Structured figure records

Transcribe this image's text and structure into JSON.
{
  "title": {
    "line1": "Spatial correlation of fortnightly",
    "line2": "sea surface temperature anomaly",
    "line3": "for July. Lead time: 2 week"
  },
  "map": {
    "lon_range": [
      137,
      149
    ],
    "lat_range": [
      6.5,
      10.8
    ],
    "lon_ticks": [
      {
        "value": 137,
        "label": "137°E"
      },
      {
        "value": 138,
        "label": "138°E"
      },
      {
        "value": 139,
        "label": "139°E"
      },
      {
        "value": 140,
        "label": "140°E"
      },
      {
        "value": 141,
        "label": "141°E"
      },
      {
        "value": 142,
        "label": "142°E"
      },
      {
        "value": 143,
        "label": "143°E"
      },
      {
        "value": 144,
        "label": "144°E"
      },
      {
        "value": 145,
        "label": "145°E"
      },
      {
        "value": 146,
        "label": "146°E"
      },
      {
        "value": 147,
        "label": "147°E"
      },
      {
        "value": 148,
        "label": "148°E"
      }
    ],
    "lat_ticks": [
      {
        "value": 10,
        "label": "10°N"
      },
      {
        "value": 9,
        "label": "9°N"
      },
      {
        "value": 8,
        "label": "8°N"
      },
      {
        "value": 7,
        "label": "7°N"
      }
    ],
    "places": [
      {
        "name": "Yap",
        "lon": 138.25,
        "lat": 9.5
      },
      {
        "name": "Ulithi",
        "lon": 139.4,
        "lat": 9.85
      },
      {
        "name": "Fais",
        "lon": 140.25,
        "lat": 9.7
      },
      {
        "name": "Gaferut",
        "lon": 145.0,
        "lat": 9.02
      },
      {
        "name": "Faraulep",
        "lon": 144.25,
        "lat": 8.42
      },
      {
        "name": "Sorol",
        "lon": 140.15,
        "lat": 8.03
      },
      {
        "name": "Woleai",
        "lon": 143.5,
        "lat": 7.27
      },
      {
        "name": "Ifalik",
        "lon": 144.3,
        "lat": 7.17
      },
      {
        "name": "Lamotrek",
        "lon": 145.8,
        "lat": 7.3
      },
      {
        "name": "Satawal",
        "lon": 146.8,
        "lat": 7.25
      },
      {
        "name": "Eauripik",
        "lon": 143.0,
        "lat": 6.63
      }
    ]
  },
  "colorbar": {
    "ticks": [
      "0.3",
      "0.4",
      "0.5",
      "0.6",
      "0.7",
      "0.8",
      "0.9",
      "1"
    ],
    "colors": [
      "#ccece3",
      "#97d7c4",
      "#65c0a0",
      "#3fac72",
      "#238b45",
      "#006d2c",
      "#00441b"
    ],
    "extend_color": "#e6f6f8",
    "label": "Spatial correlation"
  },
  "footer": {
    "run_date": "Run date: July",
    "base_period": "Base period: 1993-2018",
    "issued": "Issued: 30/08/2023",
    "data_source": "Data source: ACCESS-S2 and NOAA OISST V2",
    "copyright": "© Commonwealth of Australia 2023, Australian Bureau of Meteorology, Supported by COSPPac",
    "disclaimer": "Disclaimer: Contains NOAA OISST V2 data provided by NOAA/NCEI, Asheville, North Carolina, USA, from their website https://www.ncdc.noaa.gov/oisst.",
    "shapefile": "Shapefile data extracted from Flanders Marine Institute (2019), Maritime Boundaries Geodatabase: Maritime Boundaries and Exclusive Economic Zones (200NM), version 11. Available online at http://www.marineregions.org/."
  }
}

Exercise prompt
Type out the full listing again, exactly as given.

The answer
Transcribe this image's text and structure into JSON.
{
  "title": {
    "line1": "Spatial correlation of fortnightly",
    "line2": "sea surface temperature anomaly",
    "line3": "for July. Lead time: 2 week"
  },
  "map": {
    "lon_range": [
      137,
      149
    ],
    "lat_range": [
      6.5,
      10.8
    ],
    "lon_ticks": [
      {
        "value": 137,
        "label": "137°E"
      },
      {
        "value": 138,
        "label": "138°E"
      },
      {
        "value": 139,
        "label": "139°E"
      },
      {
        "value": 140,
        "label": "140°E"
      },
      {
        "value": 141,
        "label": "141°E"
      },
      {
        "value": 142,
        "label": "142°E"
      },
      {
        "value": 143,
        "label": "143°E"
      },
      {
        "value": 144,
        "label": "144°E"
      },
      {
        "value": 145,
        "label": "145°E"
      },
      {
        "value": 146,
        "label": "146°E"
      },
      {
        "value": 147,
        "label": "147°E"
      },
      {
        "value": 148,
        "label": "148°E"
      }
    ],
    "lat_ticks": [
      {
        "value": 10,
        "label": "10°N"
      },
      {
        "value": 9,
        "label": "9°N"
      },
      {
        "value": 8,
        "label": "8°N"
      },
      {
        "value": 7,
        "label": "7°N"
      }
    ],
    "places": [
      {
        "name": "Yap",
        "lon": 138.25,
        "lat": 9.5
      },
      {
        "name": "Ulithi",
        "lon": 139.4,
        "lat": 9.85
      },
      {
        "name": "Fais",
        "lon": 140.25,
        "lat": 9.7
      },
      {
        "name": "Gaferut",
        "lon": 145.0,
        "lat": 9.02
      },
      {
        "name": "Faraulep",
        "lon": 144.25,
        "lat": 8.42
      },
      {
        "name": "Sorol",
        "lon": 140.15,
        "lat": 8.03
      },
      {
        "name": "Woleai",
        "lon": 143.5,
        "lat": 7.27
      },
      {
        "name": "Ifalik",
        "lon": 144.3,
        "lat": 7.17
      },
      {
        "name": "Lamotrek",
        "lon": 145.8,
        "lat": 7.3
      },
      {
        "name": "Satawal",
        "lon": 146.8,
        "lat": 7.25
      },
      {
        "name": "Eauripik",
        "lon": 143.0,
        "lat": 6.63
      }
    ]
  },
  "colorbar": {
    "ticks": [
      "0.3",
      "0.4",
      "0.5",
      "0.6",
      "0.7",
      "0.8",
      "0.9",
      "1"
    ],
    "colors": [
      "#ccece3",
      "#97d7c4",
      "#65c0a0",
      "#3fac72",
      "#238b45",
      "#006d2c",
      "#00441b"
    ],
    "extend_color": "#e6f6f8",
    "label": "Spatial correlation"
  },
  "footer": {
    "run_date": "Run date: July",
    "base_period": "Base period: 1993-2018",
    "issued": "Issued: 30/08/2023",
    "data_source": "Data source: ACCESS-S2 and NOAA OISST V2",
    "copyright": "© Commonwealth of Australia 2023, Australian Bureau of Meteorology, Supported by COSPPac",
    "disclaimer": "Disclaimer: Contains NOAA OISST V2 data provided by NOAA/NCEI, Asheville, North Carolina, USA, from their website https://www.ncdc.noaa.gov/oisst.",
    "shapefile": "Shapefile data extracted from Flanders Marine Institute (2019), Maritime Boundaries Geodatabase: Maritime Boundaries and Exclusive Economic Zones (200NM), version 11. Available online at http://www.marineregions.org/."
  }
}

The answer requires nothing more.